Exercise task: Begin at the line that holds "Output the text content of this document." and copy each line exactly until the data below ends, including that last line but no pictures.

** begin Records for processing **

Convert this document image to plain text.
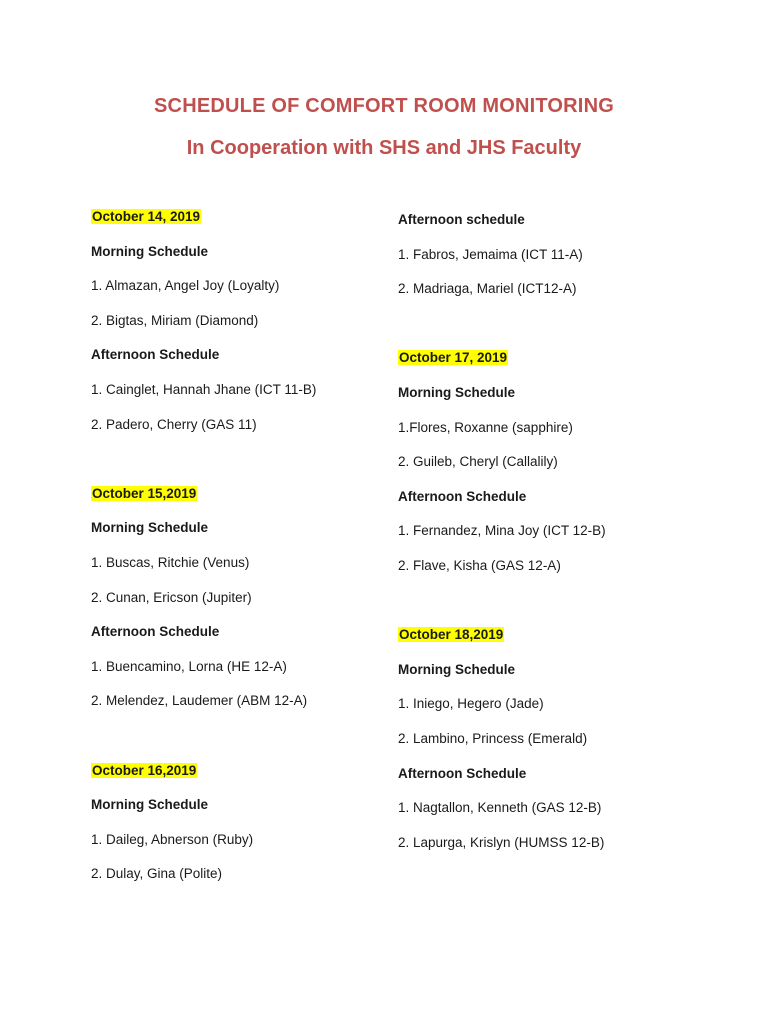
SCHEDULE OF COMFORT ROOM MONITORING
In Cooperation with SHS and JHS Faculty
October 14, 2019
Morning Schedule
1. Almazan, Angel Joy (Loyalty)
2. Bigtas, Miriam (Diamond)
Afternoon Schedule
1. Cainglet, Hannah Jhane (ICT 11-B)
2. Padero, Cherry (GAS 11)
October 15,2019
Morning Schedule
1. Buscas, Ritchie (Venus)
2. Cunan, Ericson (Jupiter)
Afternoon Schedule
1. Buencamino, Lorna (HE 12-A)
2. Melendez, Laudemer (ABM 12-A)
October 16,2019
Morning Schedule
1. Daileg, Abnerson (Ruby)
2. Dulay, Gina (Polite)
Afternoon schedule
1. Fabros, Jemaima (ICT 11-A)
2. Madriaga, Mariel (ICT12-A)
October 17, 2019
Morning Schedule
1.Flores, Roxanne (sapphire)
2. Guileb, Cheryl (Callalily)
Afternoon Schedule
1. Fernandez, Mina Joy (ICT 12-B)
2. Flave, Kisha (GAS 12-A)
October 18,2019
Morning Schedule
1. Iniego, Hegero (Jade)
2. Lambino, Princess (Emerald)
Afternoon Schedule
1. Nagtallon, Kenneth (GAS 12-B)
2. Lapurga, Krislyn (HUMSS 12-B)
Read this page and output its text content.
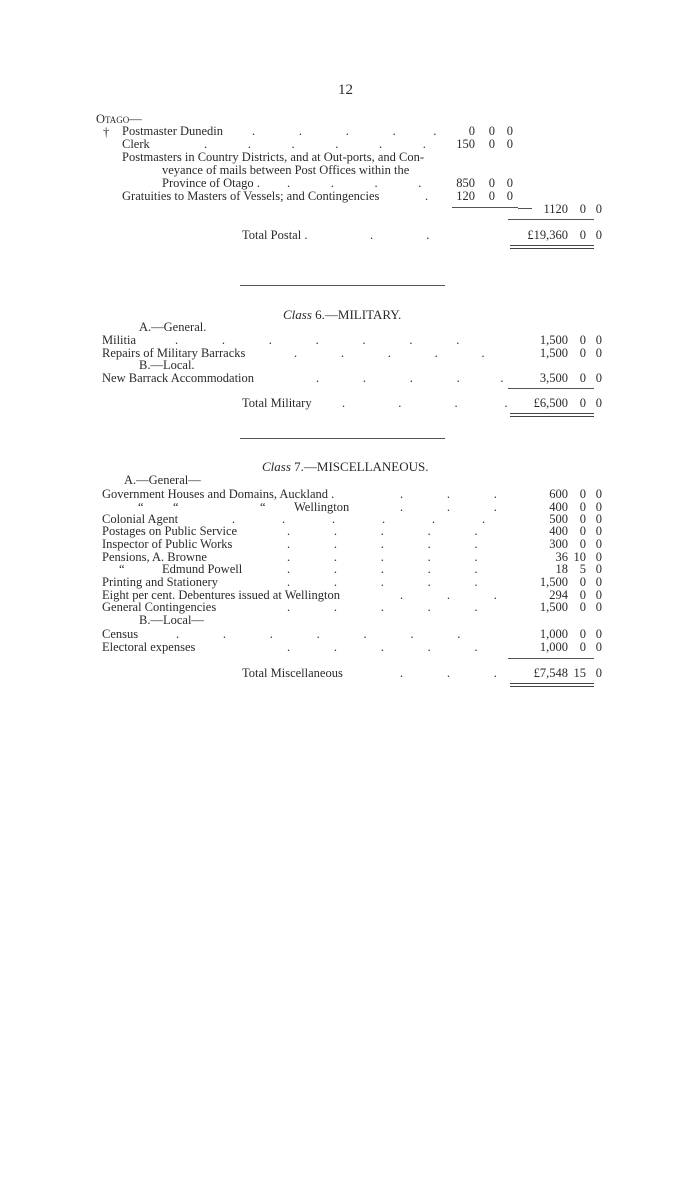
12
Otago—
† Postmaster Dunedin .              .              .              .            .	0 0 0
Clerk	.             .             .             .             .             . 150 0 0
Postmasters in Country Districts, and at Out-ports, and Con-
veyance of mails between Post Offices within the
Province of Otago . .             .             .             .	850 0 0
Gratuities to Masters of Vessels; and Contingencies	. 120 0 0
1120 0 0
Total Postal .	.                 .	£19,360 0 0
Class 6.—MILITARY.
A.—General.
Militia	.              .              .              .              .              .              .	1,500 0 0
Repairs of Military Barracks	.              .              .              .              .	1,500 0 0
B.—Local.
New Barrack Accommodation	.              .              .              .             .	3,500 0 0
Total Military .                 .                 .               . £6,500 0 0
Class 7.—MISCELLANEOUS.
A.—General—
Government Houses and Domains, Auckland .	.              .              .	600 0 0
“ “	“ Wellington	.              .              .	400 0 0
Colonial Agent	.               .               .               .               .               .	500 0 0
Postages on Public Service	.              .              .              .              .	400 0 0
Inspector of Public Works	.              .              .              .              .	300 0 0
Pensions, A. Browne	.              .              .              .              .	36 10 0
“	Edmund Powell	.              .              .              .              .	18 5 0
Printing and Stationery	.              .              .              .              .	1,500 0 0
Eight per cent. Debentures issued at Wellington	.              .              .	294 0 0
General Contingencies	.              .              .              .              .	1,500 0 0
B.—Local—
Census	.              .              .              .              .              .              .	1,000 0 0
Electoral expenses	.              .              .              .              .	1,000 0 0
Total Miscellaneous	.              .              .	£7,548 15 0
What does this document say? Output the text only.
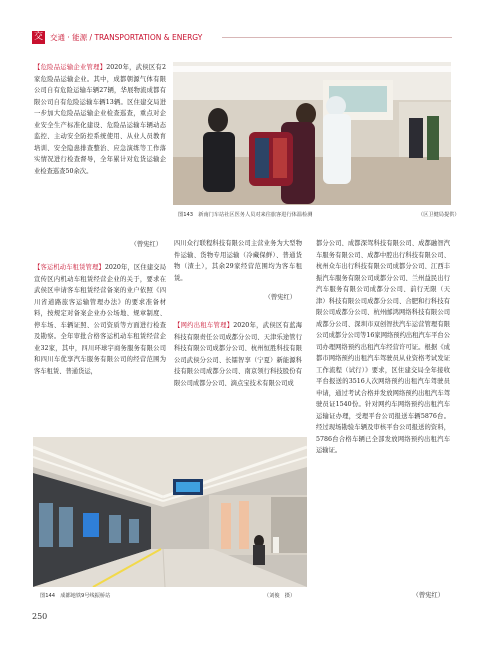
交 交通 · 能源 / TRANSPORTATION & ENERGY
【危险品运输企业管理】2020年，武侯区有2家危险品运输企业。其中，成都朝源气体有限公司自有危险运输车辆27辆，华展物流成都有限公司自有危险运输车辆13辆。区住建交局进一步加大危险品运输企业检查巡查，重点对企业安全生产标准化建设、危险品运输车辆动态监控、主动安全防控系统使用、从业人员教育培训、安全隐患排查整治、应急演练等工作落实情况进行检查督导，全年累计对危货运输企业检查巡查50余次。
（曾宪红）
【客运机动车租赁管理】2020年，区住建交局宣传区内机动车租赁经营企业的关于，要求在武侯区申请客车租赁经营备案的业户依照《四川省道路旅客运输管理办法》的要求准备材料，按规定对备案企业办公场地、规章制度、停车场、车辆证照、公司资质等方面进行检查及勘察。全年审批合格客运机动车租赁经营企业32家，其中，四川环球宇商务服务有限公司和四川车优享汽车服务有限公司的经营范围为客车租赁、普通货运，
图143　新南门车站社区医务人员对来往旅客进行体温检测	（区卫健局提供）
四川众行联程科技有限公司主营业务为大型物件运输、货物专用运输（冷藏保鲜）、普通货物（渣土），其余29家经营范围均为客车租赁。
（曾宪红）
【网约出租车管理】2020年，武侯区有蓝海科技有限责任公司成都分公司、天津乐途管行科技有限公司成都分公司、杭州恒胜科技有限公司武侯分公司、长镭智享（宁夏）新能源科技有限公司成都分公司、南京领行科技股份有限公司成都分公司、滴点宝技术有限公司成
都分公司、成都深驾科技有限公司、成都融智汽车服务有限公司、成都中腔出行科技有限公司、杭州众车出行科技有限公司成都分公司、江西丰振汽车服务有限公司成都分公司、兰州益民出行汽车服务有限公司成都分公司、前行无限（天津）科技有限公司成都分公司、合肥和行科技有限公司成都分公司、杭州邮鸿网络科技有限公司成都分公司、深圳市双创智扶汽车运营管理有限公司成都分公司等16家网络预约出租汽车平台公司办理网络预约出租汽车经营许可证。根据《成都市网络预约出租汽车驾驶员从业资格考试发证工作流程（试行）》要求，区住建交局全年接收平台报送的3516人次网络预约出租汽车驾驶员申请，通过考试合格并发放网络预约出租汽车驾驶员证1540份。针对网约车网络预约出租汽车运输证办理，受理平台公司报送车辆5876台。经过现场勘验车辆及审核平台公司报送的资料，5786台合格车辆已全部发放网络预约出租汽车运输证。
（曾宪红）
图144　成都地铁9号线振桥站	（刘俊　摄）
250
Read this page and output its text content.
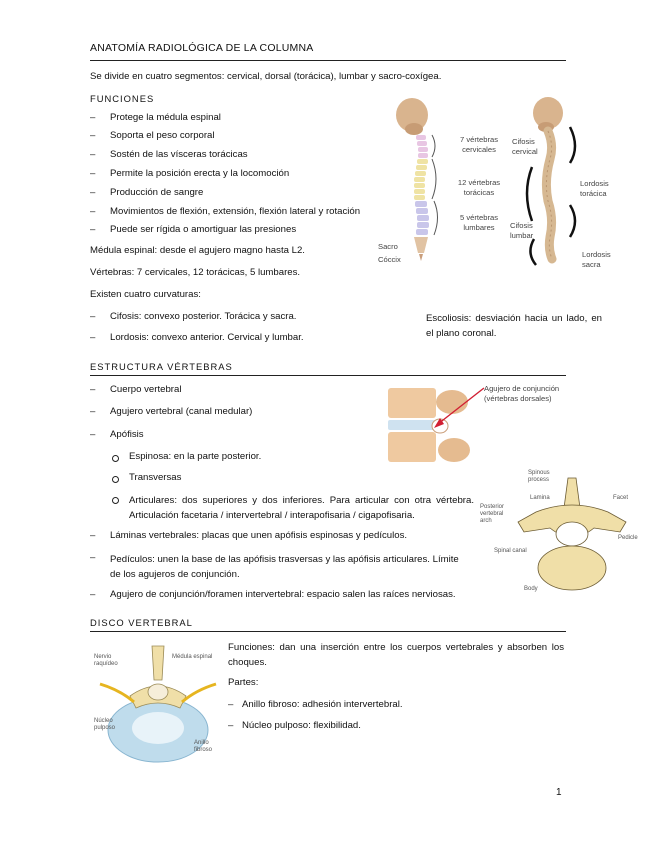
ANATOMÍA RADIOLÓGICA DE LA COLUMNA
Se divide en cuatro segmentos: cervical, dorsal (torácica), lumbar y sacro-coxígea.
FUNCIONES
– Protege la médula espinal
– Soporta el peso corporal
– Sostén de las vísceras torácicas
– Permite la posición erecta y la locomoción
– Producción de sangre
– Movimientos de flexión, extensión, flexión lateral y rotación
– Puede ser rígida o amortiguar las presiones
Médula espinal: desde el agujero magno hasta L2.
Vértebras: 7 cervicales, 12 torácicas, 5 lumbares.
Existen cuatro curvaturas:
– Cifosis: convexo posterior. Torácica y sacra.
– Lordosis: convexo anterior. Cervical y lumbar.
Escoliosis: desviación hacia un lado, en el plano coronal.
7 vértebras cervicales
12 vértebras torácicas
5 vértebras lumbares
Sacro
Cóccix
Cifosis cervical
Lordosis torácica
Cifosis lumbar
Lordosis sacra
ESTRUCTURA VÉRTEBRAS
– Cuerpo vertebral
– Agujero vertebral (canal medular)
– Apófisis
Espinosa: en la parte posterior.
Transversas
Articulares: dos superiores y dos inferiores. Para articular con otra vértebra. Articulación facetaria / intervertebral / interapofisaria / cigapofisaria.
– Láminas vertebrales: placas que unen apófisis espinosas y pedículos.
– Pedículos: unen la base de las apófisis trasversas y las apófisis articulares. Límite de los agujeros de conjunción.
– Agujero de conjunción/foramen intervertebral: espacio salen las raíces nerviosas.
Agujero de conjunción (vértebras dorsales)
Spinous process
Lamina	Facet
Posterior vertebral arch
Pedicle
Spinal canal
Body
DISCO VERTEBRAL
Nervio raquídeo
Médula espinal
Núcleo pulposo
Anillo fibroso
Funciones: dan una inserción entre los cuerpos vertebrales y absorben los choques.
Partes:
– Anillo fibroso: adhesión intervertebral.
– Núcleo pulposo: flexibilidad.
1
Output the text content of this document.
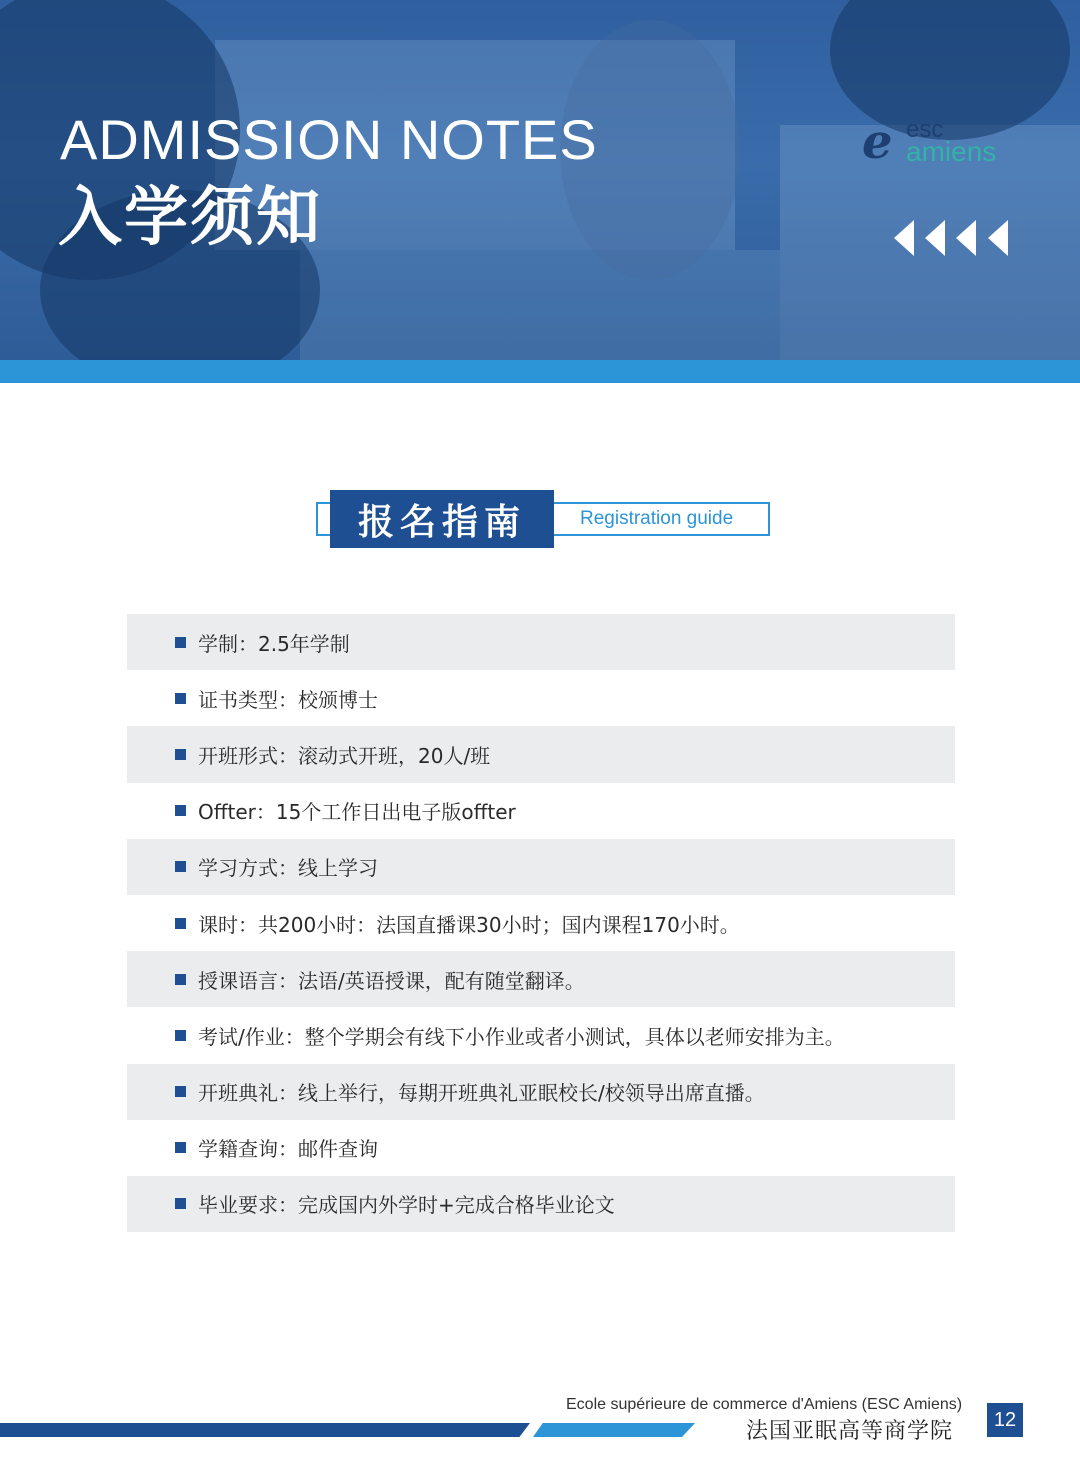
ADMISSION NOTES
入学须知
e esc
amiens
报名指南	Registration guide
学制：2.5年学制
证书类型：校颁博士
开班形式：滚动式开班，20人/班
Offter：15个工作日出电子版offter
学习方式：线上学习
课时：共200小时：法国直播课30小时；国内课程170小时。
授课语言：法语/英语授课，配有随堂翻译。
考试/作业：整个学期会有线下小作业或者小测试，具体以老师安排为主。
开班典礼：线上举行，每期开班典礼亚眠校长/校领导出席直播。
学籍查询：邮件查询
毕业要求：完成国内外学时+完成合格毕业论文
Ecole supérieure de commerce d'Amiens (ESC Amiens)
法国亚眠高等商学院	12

** end Records for processing **

Solution below:
Output the text content of this document.
ADMISSION NOTES
入学须知
e esc
amiens
报名指南	Registration guide
学制：2.5年学制
证书类型：校颁博士
开班形式：滚动式开班，20人/班
Offter：15个工作日出电子版offter
学习方式：线上学习
课时：共200小时：法国直播课30小时；国内课程170小时。
授课语言：法语/英语授课，配有随堂翻译。
考试/作业：整个学期会有线下小作业或者小测试，具体以老师安排为主。
开班典礼：线上举行，每期开班典礼亚眠校长/校领导出席直播。
学籍查询：邮件查询
毕业要求：完成国内外学时+完成合格毕业论文
Ecole supérieure de commerce d'Amiens (ESC Amiens)
法国亚眠高等商学院	12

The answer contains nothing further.